_MATERIAL TO PROCESS_
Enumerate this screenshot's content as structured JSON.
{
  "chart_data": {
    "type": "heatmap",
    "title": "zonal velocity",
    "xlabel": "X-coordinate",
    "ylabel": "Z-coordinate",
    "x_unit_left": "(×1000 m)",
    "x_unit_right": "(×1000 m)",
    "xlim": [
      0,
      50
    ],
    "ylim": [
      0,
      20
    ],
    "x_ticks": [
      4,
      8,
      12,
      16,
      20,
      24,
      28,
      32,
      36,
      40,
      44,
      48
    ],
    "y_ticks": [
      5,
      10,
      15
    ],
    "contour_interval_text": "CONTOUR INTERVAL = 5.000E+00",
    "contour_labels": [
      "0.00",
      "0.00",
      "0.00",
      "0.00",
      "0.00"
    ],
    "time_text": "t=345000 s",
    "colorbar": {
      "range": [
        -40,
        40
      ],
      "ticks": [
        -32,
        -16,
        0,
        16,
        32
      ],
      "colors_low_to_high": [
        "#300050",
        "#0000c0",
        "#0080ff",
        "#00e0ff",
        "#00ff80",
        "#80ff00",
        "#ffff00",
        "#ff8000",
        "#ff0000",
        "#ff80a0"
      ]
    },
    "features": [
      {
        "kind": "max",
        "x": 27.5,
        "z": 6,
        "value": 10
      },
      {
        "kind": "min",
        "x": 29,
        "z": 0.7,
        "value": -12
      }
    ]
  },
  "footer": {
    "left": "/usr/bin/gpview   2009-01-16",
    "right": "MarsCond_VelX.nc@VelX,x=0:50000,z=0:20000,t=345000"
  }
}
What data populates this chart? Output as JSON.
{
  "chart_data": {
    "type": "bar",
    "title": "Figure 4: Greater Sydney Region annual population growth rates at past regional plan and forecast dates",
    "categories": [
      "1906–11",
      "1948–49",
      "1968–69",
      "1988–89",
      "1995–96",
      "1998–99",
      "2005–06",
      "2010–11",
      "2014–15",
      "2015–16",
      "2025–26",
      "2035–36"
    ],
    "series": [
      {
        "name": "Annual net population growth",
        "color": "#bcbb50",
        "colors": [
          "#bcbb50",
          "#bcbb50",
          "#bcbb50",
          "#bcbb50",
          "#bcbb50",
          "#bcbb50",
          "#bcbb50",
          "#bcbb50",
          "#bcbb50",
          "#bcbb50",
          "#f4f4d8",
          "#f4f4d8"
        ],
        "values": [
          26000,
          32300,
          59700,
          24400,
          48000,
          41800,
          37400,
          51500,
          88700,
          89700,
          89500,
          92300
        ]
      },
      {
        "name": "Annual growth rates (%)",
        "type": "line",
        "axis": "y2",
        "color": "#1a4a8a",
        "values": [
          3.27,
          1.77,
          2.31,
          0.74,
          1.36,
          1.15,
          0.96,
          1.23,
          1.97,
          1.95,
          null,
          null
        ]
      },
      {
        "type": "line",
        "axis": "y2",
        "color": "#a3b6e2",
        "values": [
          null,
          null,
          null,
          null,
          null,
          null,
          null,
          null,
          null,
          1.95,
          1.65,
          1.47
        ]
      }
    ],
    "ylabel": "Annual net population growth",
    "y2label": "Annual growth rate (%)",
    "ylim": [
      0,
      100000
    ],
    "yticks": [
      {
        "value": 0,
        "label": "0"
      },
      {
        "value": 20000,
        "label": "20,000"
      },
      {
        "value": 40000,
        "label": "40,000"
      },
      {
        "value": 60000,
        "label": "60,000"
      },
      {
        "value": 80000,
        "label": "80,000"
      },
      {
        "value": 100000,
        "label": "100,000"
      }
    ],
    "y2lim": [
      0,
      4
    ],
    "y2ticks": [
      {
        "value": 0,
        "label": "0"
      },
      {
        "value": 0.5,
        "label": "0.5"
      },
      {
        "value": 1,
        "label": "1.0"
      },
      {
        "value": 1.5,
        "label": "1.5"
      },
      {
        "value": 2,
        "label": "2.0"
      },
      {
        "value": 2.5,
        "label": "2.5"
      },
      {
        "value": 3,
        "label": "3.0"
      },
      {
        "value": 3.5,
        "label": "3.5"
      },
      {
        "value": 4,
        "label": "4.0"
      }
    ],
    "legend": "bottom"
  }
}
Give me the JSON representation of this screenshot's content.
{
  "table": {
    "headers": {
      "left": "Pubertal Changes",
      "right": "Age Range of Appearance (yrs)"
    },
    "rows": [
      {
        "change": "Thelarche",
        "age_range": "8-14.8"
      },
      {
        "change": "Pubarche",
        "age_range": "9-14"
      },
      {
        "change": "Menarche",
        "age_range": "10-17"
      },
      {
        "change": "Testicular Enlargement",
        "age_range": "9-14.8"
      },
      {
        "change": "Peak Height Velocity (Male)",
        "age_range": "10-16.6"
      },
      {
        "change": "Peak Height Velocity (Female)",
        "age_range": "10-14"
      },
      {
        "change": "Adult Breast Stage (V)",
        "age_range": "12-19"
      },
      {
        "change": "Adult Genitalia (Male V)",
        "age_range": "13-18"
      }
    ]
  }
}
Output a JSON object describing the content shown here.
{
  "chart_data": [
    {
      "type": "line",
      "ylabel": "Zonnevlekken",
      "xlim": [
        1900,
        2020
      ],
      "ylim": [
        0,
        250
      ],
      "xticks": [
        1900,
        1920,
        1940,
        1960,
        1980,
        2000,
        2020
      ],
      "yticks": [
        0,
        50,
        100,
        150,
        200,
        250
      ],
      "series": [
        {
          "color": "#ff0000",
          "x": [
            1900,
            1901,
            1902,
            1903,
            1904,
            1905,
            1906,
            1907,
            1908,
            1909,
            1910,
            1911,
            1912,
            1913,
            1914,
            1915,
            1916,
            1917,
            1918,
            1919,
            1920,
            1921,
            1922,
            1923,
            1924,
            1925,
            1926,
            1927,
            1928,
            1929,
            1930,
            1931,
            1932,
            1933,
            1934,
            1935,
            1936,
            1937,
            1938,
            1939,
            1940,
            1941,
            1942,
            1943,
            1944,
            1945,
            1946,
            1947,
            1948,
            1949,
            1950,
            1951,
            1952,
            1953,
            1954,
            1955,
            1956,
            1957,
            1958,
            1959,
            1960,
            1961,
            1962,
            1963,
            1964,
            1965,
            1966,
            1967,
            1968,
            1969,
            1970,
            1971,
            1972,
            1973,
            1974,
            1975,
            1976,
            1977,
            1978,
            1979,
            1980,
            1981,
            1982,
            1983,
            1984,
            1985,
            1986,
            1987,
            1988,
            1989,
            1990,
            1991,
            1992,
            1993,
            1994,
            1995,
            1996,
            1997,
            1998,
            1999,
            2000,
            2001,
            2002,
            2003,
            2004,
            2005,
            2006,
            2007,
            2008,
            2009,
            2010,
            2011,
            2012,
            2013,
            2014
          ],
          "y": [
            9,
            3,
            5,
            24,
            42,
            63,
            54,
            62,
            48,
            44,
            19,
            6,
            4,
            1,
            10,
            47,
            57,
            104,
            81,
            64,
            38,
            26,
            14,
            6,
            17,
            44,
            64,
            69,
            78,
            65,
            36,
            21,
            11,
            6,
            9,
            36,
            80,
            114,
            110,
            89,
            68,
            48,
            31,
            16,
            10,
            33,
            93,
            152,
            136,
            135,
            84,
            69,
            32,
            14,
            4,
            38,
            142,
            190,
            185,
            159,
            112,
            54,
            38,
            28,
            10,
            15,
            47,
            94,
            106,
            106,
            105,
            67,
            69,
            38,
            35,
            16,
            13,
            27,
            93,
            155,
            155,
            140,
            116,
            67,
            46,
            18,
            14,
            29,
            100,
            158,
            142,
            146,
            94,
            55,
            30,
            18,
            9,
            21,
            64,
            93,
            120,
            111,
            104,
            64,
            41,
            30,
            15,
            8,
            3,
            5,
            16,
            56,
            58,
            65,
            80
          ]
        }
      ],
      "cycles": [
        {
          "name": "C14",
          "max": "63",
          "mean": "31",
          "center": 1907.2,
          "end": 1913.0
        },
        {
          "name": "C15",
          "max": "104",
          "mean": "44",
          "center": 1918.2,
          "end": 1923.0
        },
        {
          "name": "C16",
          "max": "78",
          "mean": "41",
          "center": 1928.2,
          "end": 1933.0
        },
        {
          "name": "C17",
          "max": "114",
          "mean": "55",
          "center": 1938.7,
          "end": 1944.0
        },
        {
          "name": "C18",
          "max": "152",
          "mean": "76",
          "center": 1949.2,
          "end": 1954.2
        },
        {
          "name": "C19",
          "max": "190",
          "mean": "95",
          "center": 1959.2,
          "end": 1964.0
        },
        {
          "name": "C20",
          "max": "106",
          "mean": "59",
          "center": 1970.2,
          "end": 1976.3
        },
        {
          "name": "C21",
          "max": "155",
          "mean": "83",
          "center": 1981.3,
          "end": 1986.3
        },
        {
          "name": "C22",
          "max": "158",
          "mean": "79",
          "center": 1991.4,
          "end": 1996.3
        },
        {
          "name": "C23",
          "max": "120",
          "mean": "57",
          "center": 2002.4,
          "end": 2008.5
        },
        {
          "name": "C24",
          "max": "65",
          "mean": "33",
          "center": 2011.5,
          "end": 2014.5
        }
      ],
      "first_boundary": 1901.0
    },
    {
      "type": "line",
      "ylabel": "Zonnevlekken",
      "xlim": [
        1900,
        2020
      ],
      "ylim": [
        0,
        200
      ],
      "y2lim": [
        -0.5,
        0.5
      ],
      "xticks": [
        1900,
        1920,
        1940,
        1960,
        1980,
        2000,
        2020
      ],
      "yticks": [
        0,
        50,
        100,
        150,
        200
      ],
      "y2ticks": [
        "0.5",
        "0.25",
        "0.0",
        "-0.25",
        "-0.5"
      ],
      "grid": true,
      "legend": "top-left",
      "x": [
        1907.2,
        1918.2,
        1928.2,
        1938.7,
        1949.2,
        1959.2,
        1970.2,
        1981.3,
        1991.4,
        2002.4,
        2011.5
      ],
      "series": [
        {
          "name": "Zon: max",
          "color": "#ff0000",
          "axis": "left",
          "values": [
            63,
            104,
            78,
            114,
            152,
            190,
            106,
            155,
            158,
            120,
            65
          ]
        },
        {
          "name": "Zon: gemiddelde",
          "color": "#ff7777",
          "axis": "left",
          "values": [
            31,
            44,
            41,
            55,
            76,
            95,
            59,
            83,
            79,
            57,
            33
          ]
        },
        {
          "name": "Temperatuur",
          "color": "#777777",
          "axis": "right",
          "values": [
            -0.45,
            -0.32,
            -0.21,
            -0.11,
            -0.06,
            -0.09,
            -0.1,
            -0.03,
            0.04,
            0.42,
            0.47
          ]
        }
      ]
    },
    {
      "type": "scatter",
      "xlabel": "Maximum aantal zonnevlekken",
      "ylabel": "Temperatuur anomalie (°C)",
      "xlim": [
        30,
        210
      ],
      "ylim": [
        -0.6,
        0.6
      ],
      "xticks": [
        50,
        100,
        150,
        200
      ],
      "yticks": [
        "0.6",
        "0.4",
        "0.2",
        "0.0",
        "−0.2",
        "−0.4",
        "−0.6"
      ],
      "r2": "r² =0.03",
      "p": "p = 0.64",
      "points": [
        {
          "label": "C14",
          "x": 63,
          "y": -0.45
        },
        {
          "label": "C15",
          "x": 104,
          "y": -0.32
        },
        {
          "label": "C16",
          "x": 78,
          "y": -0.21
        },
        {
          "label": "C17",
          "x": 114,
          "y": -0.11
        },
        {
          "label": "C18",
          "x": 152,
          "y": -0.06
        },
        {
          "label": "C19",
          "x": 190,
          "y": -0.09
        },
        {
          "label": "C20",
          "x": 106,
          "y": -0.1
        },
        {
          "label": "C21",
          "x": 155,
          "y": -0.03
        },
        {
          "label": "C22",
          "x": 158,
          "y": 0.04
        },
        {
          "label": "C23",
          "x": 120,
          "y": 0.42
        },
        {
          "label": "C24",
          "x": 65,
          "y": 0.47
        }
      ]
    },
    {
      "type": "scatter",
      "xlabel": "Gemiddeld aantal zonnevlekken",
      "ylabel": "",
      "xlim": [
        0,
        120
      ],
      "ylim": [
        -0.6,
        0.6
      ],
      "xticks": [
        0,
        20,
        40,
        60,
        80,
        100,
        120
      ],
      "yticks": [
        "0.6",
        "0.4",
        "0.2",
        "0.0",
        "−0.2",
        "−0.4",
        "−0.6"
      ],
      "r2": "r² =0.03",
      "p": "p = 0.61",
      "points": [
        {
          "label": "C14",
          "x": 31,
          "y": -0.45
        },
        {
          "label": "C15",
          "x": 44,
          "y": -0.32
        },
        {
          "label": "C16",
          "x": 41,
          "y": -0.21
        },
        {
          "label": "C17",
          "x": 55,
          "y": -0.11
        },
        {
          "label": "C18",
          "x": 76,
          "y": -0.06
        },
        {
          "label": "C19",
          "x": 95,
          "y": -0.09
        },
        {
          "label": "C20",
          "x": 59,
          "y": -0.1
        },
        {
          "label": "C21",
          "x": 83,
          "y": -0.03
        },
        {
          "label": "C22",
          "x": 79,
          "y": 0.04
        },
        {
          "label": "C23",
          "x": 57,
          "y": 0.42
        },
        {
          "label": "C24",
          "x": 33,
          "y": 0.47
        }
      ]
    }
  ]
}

_SET EXERCISE_
Pull every line containing the word "growth" out of the material.

_EXPECTED OUTPUT_
    "title": "Figure 4: Greater Sydney Region annual population growth rates at past regional plan and forecast dates",
        "name": "Annual net population growth",
        "name": "Annual growth rates (%)",
    "ylabel": "Annual net population growth",
    "y2label": "Annual growth rate (%)",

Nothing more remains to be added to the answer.